BERKELEY – Quando i politici si rivolgono agli economisti per una consulenza, si aspettano che i consigli ricevuti siano fondati sulla scienza, e non sulla faziosità accademica o su presupposizioni politiche. Dopo tutto, le politiche che metteranno in atto avranno delle implicazioni reali per le persone reali. Sfortunatamente, però, la fondatezza scientifica non è sempre la forza trainante alla base di analisi economiche e raccomandazioni politiche.

In una recente critica di ciò che definisce “mathiness” (modelli economici assertivi) dell’economia moderna, Paul M. Romer della New York University sostiene che gli economisti debbano prendere provvedimenti per escludere la faziosità accademica e la politica dalla scienza triste. Romer si basa su un dibattito attualmente in corso in quest’ambito sul ruolo che le idee rivestono nel promuovere la crescita economica.

- MATERIALE DI LAVORO
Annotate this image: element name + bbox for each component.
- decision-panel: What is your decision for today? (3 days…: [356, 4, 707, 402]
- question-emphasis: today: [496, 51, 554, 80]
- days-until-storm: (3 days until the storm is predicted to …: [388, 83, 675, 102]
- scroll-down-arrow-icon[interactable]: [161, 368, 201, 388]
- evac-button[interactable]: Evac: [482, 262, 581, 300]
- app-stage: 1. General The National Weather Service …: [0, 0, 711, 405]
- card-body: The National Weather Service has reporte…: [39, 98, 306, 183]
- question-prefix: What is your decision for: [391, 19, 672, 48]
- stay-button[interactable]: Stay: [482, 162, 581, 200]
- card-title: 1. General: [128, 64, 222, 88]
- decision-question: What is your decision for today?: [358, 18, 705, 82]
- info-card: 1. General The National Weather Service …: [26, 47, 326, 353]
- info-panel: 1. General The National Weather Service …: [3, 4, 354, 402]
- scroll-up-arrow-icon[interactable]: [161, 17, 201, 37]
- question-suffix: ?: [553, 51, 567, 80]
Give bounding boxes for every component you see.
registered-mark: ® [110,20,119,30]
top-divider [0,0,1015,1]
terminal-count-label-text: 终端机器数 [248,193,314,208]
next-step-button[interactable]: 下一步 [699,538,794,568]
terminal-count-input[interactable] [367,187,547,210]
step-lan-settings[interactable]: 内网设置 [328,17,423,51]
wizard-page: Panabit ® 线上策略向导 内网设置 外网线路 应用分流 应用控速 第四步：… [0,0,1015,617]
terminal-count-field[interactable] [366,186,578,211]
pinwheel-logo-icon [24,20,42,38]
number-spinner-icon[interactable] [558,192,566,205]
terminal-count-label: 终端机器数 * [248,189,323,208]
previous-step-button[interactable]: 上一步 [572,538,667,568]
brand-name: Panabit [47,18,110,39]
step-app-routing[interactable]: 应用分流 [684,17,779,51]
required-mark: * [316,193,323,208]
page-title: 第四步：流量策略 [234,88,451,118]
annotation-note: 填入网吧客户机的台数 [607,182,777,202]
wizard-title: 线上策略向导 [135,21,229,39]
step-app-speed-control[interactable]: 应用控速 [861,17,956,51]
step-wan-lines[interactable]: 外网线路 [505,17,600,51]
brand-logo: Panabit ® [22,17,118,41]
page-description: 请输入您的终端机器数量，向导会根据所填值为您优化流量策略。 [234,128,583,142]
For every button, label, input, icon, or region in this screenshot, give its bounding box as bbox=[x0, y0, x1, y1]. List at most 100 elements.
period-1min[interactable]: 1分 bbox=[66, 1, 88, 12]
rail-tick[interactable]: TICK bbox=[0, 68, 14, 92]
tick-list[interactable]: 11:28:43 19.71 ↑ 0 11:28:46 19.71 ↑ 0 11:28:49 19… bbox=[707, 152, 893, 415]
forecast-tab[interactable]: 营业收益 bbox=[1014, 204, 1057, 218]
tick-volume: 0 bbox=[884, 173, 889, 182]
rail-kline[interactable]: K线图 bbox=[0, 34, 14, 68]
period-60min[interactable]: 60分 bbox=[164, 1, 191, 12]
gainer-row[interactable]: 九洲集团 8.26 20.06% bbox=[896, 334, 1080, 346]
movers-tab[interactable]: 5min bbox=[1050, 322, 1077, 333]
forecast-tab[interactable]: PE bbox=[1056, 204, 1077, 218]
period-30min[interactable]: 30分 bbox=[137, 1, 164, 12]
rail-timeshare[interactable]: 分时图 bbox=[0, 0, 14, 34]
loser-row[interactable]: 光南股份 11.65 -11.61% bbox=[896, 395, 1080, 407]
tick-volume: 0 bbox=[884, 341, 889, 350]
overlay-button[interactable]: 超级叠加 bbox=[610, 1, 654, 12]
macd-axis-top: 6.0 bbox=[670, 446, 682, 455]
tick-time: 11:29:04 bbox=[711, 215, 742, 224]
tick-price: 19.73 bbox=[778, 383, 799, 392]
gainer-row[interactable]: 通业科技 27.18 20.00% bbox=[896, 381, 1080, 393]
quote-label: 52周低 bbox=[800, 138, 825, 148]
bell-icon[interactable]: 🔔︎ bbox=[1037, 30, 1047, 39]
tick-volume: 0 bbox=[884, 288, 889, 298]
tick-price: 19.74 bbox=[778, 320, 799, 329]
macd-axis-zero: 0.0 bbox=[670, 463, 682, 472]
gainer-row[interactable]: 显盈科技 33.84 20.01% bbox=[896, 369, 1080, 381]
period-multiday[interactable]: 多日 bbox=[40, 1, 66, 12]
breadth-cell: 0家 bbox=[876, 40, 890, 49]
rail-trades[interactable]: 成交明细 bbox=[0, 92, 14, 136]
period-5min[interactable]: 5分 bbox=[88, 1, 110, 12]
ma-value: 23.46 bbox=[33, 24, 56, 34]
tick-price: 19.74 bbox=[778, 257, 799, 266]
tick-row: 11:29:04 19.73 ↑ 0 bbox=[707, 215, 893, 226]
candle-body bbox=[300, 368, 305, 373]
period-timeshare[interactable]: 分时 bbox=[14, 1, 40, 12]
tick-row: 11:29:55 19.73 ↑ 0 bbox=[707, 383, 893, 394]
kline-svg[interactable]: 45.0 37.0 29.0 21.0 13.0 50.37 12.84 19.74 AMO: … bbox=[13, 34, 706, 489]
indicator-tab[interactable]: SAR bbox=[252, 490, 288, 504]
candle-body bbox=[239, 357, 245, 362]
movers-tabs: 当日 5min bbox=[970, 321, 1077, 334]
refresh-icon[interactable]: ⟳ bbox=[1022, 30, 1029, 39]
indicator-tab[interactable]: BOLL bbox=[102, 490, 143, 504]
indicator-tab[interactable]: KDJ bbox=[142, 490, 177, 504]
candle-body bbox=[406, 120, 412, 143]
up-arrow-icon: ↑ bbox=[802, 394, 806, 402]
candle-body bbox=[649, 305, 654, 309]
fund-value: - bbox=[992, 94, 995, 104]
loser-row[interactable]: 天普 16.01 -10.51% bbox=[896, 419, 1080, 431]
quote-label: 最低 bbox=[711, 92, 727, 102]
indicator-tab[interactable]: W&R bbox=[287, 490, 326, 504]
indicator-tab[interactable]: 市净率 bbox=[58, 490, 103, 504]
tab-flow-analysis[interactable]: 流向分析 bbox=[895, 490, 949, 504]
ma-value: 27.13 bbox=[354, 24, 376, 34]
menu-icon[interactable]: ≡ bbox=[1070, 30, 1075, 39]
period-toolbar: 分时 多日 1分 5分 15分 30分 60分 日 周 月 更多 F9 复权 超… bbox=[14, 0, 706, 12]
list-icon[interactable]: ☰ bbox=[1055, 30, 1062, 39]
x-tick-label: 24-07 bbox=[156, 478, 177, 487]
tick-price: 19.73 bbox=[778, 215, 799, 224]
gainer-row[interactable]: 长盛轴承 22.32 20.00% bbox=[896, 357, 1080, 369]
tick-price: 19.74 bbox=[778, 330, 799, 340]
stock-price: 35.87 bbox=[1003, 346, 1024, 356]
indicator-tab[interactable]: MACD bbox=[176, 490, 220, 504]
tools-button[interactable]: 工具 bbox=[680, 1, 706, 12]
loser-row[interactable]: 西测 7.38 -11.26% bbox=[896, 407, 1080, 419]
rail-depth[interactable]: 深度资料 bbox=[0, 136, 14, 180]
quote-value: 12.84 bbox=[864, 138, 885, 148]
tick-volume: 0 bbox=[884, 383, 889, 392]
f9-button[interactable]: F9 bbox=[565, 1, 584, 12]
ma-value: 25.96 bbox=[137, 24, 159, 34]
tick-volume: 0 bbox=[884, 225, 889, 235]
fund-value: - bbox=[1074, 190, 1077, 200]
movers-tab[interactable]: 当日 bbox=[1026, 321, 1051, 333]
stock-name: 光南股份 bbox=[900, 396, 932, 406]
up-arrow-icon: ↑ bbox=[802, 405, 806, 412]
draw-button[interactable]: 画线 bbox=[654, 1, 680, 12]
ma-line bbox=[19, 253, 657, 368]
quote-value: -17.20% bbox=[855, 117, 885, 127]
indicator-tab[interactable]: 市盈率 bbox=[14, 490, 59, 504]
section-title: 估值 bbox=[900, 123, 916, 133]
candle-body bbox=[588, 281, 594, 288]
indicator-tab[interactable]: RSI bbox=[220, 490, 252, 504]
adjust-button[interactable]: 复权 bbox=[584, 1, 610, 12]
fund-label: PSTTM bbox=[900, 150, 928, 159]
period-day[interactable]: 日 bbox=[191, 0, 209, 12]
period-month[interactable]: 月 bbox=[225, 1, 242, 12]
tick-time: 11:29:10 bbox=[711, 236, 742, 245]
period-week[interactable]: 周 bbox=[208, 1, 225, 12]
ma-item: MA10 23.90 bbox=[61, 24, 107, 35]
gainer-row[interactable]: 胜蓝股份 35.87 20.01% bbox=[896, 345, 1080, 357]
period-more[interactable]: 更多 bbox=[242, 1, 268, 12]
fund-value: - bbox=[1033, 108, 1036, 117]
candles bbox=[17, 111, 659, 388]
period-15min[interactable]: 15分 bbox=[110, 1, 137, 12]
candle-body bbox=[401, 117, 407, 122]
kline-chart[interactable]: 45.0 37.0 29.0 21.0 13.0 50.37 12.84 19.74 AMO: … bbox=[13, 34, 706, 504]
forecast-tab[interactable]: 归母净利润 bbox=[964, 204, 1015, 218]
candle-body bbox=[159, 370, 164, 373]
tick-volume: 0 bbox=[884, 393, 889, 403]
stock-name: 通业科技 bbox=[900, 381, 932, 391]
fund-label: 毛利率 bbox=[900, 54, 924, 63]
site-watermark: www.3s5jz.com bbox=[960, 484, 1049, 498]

- CONSEGNA
Prosegui il brano sulla critica di Romer alla “mathiness” degli economisti, riprendendo dal punto in cui si interrompe.

- SVOLGIMENTO
Romer sembra preoccuparsi soprattutto per la tendenza degli economisti di asserire che ciò che è vero rispetto a certi tipi di teorie è vero per tutte le teorie e quindi applicabile al mondo reale. A titolo esemplificativo, Romer cita l’opera dell’economista dell’Università di Chicago Robert Lucas, che in un articolo di ricerca del 2009 “Idee e crescita” respinge il ruolo che libri o prototipi possono rivestire nel trainare la crescita. “Si può incorporare conoscenza in libri, prototipi, macchine e altre tipologie di capitale fisico, e sappiamo come inserire il capitale in un modello di crescita”, sosteneva Lucas, “ma sappiamo anche che tale procedimento non è di per sé un motore di crescita sostenuta”.